§ Work to complete:
Search the records for the word "tojás" and pick out every line that has it.

§ Listing:
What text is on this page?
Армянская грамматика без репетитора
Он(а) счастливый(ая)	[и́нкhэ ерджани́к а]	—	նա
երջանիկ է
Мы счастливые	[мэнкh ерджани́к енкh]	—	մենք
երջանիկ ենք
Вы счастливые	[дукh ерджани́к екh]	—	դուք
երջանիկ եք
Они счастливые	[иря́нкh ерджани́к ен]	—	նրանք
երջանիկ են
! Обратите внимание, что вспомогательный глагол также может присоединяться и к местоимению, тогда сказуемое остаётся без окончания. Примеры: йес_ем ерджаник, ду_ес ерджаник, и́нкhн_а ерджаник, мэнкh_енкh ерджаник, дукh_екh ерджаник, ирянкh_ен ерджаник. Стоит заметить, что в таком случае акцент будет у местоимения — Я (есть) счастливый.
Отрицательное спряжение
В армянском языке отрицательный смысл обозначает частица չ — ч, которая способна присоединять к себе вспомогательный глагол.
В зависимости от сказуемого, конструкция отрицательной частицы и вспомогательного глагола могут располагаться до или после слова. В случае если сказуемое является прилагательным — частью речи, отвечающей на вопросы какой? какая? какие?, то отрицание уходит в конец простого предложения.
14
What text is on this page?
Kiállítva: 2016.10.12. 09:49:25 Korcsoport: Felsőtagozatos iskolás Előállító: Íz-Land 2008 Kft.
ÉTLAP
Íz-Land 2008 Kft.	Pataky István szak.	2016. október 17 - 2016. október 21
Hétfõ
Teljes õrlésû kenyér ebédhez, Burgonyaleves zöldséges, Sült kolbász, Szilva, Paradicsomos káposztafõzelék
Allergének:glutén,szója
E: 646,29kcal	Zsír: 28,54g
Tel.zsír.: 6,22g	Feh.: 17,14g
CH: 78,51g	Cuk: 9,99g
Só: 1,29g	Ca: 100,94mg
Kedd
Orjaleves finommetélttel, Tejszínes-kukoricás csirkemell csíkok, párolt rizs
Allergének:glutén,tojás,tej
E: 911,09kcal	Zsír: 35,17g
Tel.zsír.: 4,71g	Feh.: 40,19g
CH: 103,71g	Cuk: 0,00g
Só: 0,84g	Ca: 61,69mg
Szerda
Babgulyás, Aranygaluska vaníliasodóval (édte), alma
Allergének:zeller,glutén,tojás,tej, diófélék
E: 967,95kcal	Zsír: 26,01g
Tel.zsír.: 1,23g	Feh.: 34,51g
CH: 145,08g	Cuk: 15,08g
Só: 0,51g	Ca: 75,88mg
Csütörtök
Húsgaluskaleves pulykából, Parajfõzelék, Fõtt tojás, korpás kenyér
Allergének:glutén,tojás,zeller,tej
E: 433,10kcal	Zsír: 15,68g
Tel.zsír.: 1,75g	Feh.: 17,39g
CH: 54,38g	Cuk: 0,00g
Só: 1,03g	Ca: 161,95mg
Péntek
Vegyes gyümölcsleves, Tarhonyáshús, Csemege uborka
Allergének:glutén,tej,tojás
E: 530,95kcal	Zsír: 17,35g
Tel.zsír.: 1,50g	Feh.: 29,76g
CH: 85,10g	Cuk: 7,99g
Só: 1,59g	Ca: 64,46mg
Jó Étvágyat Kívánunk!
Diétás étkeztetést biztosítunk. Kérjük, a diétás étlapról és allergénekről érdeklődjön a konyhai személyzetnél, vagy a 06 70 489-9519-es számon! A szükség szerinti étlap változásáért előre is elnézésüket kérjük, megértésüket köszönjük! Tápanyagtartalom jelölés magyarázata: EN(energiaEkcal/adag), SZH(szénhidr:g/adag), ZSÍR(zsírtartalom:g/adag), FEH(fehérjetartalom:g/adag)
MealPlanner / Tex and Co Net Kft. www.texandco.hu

§ Answer:
Allergének:glutén,tojás,tej
Allergének:zeller,glutén,tojás,tej, diófélék
Húsgaluskaleves pulykából, Parajfõzelék, Fõtt tojás, korpás kenyér
Allergének:glutén,tojás,zeller,tej
Allergének:glutén,tej,tojás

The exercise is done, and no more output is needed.